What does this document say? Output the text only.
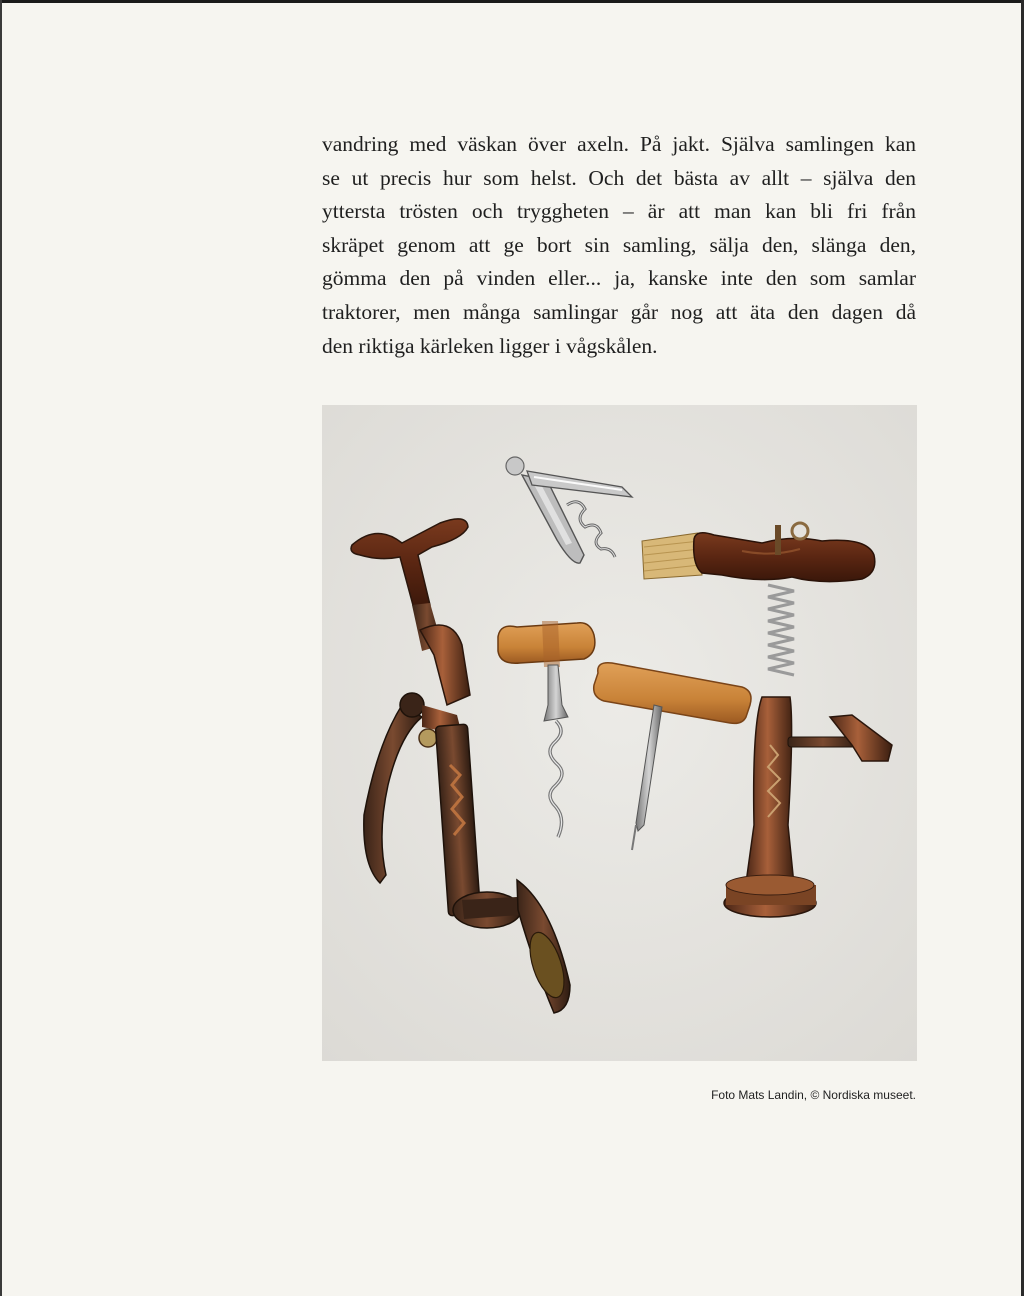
vandring med väskan över axeln. På jakt. Själva samlingen kan
se ut precis hur som helst. Och det bästa av allt – själva den
yttersta trösten och tryggheten – är att man kan bli fri från
skräpet genom att ge bort sin samling, sälja den, slänga den,
gömma den på vinden eller... ja, kanske inte den som samlar
traktorer, men många samlingar går nog att äta den dagen då
den riktiga kärleken ligger i vågskålen.

Foto Mats Landin, © Nordiska museet.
+---+
*Work to complete*:
Please retype every record shown above, exactly as written, but without pictures.

*Exercise response*:
What does this document say? Output the text only.
vandring med väskan över axeln. På jakt. Själva samlingen kan
se ut precis hur som helst. Och det bästa av allt – själva den
yttersta trösten och tryggheten – är att man kan bli fri från
skräpet genom att ge bort sin samling, sälja den, slänga den,
gömma den på vinden eller... ja, kanske inte den som samlar
traktorer, men många samlingar går nog att äta den dagen då
den riktiga kärleken ligger i vågskålen.

Foto Mats Landin, © Nordiska museet.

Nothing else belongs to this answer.